▶ _PROBLEM DESCRIPTION_: Write out each line exactly as it stands, please.

▶ _INPUT RECORDS_:
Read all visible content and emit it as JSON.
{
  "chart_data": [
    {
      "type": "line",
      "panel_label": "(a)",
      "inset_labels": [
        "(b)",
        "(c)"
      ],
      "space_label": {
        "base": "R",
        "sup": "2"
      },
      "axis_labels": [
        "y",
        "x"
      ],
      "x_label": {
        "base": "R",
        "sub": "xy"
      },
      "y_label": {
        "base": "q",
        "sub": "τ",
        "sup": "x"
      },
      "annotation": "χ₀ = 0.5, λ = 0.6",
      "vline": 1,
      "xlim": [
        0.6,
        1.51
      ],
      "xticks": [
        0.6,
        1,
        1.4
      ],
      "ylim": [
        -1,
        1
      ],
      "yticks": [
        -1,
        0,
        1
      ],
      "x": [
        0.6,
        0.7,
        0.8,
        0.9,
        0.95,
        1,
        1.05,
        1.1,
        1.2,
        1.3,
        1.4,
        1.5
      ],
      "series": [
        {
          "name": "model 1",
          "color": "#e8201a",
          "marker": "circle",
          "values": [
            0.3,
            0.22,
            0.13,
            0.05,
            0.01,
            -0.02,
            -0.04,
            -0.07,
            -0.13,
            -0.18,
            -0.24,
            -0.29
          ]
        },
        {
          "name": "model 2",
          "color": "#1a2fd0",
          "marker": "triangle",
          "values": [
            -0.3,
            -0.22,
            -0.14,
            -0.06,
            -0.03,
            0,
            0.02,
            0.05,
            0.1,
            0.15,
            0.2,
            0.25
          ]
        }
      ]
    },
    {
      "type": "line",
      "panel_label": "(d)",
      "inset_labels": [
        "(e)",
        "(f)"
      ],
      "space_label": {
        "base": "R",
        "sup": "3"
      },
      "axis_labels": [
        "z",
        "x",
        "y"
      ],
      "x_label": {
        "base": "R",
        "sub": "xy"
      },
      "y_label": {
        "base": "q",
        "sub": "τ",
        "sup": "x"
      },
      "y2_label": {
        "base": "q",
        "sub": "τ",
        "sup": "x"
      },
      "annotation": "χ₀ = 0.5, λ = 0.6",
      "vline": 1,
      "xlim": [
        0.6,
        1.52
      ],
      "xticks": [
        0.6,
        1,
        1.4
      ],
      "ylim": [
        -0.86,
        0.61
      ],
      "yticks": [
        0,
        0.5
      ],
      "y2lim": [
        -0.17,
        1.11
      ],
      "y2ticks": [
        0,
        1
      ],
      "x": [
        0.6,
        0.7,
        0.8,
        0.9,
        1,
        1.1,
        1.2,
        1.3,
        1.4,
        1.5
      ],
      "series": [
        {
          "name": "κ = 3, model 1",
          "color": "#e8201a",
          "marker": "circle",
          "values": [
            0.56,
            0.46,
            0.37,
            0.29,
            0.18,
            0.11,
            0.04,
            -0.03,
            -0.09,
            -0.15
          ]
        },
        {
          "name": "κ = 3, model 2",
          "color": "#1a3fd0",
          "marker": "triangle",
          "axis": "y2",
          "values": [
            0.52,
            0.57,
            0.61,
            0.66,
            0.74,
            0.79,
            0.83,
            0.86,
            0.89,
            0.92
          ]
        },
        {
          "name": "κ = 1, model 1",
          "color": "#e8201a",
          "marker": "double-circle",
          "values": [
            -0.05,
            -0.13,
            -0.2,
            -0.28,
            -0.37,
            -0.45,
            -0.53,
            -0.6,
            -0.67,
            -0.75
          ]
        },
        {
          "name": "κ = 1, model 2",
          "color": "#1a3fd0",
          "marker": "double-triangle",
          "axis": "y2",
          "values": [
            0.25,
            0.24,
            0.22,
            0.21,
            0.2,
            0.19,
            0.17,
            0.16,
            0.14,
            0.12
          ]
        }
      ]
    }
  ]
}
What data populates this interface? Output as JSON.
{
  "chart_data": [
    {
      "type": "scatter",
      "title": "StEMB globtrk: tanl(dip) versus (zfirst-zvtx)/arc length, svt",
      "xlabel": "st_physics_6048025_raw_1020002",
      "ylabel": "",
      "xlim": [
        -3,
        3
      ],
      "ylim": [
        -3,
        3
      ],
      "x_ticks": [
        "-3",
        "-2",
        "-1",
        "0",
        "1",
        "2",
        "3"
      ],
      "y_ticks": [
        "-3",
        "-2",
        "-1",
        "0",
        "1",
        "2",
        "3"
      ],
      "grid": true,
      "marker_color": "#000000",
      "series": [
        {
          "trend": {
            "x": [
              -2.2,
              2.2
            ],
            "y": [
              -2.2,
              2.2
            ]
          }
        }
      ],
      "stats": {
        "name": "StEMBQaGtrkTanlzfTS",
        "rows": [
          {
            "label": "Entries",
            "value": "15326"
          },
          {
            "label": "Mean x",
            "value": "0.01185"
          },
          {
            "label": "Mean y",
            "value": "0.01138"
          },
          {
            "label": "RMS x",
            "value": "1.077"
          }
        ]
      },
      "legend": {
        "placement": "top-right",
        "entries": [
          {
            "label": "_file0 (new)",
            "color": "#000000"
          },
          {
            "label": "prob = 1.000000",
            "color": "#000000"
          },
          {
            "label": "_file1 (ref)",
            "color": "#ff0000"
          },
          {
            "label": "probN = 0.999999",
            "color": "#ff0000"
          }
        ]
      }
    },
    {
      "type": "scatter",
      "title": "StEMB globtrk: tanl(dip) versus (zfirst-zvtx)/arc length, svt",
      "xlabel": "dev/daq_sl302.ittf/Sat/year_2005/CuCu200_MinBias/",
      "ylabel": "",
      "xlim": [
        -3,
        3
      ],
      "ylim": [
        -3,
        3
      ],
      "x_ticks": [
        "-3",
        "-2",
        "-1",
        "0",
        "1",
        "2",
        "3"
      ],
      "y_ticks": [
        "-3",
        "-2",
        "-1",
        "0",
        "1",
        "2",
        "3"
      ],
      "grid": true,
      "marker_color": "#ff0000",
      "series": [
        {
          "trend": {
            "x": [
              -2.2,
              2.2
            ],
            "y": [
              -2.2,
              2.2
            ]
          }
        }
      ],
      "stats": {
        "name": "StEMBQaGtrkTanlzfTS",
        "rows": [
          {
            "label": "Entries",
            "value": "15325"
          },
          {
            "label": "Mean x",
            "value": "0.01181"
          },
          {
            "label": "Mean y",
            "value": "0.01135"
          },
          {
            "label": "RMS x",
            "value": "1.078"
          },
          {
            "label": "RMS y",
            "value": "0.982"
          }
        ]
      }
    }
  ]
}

▶ _RIGHT ANSWER_:
Read all visible content and emit it as JSON.
{
  "chart_data": [
    {
      "type": "line",
      "panel_label": "(a)",
      "inset_labels": [
        "(b)",
        "(c)"
      ],
      "space_label": {
        "base": "R",
        "sup": "2"
      },
      "axis_labels": [
        "y",
        "x"
      ],
      "x_label": {
        "base": "R",
        "sub": "xy"
      },
      "y_label": {
        "base": "q",
        "sub": "τ",
        "sup": "x"
      },
      "annotation": "χ₀ = 0.5, λ = 0.6",
      "vline": 1,
      "xlim": [
        0.6,
        1.51
      ],
      "xticks": [
        0.6,
        1,
        1.4
      ],
      "ylim": [
        -1,
        1
      ],
      "yticks": [
        -1,
        0,
        1
      ],
      "x": [
        0.6,
        0.7,
        0.8,
        0.9,
        0.95,
        1,
        1.05,
        1.1,
        1.2,
        1.3,
        1.4,
        1.5
      ],
      "series": [
        {
          "name": "model 1",
          "color": "#e8201a",
          "marker": "circle",
          "values": [
            0.3,
            0.22,
            0.13,
            0.05,
            0.01,
            -0.02,
            -0.04,
            -0.07,
            -0.13,
            -0.18,
            -0.24,
            -0.29
          ]
        },
        {
          "name": "model 2",
          "color": "#1a2fd0",
          "marker": "triangle",
          "values": [
            -0.3,
            -0.22,
            -0.14,
            -0.06,
            -0.03,
            0,
            0.02,
            0.05,
            0.1,
            0.15,
            0.2,
            0.25
          ]
        }
      ]
    },
    {
      "type": "line",
      "panel_label": "(d)",
      "inset_labels": [
        "(e)",
        "(f)"
      ],
      "space_label": {
        "base": "R",
        "sup": "3"
      },
      "axis_labels": [
        "z",
        "x",
        "y"
      ],
      "x_label": {
        "base": "R",
        "sub": "xy"
      },
      "y_label": {
        "base": "q",
        "sub": "τ",
        "sup": "x"
      },
      "y2_label": {
        "base": "q",
        "sub": "τ",
        "sup": "x"
      },
      "annotation": "χ₀ = 0.5, λ = 0.6",
      "vline": 1,
      "xlim": [
        0.6,
        1.52
      ],
      "xticks": [
        0.6,
        1,
        1.4
      ],
      "ylim": [
        -0.86,
        0.61
      ],
      "yticks": [
        0,
        0.5
      ],
      "y2lim": [
        -0.17,
        1.11
      ],
      "y2ticks": [
        0,
        1
      ],
      "x": [
        0.6,
        0.7,
        0.8,
        0.9,
        1,
        1.1,
        1.2,
        1.3,
        1.4,
        1.5
      ],
      "series": [
        {
          "name": "κ = 3, model 1",
          "color": "#e8201a",
          "marker": "circle",
          "values": [
            0.56,
            0.46,
            0.37,
            0.29,
            0.18,
            0.11,
            0.04,
            -0.03,
            -0.09,
            -0.15
          ]
        },
        {
          "name": "κ = 3, model 2",
          "color": "#1a3fd0",
          "marker": "triangle",
          "axis": "y2",
          "values": [
            0.52,
            0.57,
            0.61,
            0.66,
            0.74,
            0.79,
            0.83,
            0.86,
            0.89,
            0.92
          ]
        },
        {
          "name": "κ = 1, model 1",
          "color": "#e8201a",
          "marker": "double-circle",
          "values": [
            -0.05,
            -0.13,
            -0.2,
            -0.28,
            -0.37,
            -0.45,
            -0.53,
            -0.6,
            -0.67,
            -0.75
          ]
        },
        {
          "name": "κ = 1, model 2",
          "color": "#1a3fd0",
          "marker": "double-triangle",
          "axis": "y2",
          "values": [
            0.25,
            0.24,
            0.22,
            0.21,
            0.2,
            0.19,
            0.17,
            0.16,
            0.14,
            0.12
          ]
        }
      ]
    }
  ]
}
What data populates this interface? Output as JSON.
{
  "chart_data": [
    {
      "type": "scatter",
      "title": "StEMB globtrk: tanl(dip) versus (zfirst-zvtx)/arc length, svt",
      "xlabel": "st_physics_6048025_raw_1020002",
      "ylabel": "",
      "xlim": [
        -3,
        3
      ],
      "ylim": [
        -3,
        3
      ],
      "x_ticks": [
        "-3",
        "-2",
        "-1",
        "0",
        "1",
        "2",
        "3"
      ],
      "y_ticks": [
        "-3",
        "-2",
        "-1",
        "0",
        "1",
        "2",
        "3"
      ],
      "grid": true,
      "marker_color": "#000000",
      "series": [
        {
          "trend": {
            "x": [
              -2.2,
              2.2
            ],
            "y": [
              -2.2,
              2.2
            ]
          }
        }
      ],
      "stats": {
        "name": "StEMBQaGtrkTanlzfTS",
        "rows": [
          {
            "label": "Entries",
            "value": "15326"
          },
          {
            "label": "Mean x",
            "value": "0.01185"
          },
          {
            "label": "Mean y",
            "value": "0.01138"
          },
          {
            "label": "RMS x",
            "value": "1.077"
          }
        ]
      },
      "legend": {
        "placement": "top-right",
        "entries": [
          {
            "label": "_file0 (new)",
            "color": "#000000"
          },
          {
            "label": "prob = 1.000000",
            "color": "#000000"
          },
          {
            "label": "_file1 (ref)",
            "color": "#ff0000"
          },
          {
            "label": "probN = 0.999999",
            "color": "#ff0000"
          }
        ]
      }
    },
    {
      "type": "scatter",
      "title": "StEMB globtrk: tanl(dip) versus (zfirst-zvtx)/arc length, svt",
      "xlabel": "dev/daq_sl302.ittf/Sat/year_2005/CuCu200_MinBias/",
      "ylabel": "",
      "xlim": [
        -3,
        3
      ],
      "ylim": [
        -3,
        3
      ],
      "x_ticks": [
        "-3",
        "-2",
        "-1",
        "0",
        "1",
        "2",
        "3"
      ],
      "y_ticks": [
        "-3",
        "-2",
        "-1",
        "0",
        "1",
        "2",
        "3"
      ],
      "grid": true,
      "marker_color": "#ff0000",
      "series": [
        {
          "trend": {
            "x": [
              -2.2,
              2.2
            ],
            "y": [
              -2.2,
              2.2
            ]
          }
        }
      ],
      "stats": {
        "name": "StEMBQaGtrkTanlzfTS",
        "rows": [
          {
            "label": "Entries",
            "value": "15325"
          },
          {
            "label": "Mean x",
            "value": "0.01181"
          },
          {
            "label": "Mean y",
            "value": "0.01135"
          },
          {
            "label": "RMS x",
            "value": "1.078"
          },
          {
            "label": "RMS y",
            "value": "0.982"
          }
        ]
      }
    }
  ]
}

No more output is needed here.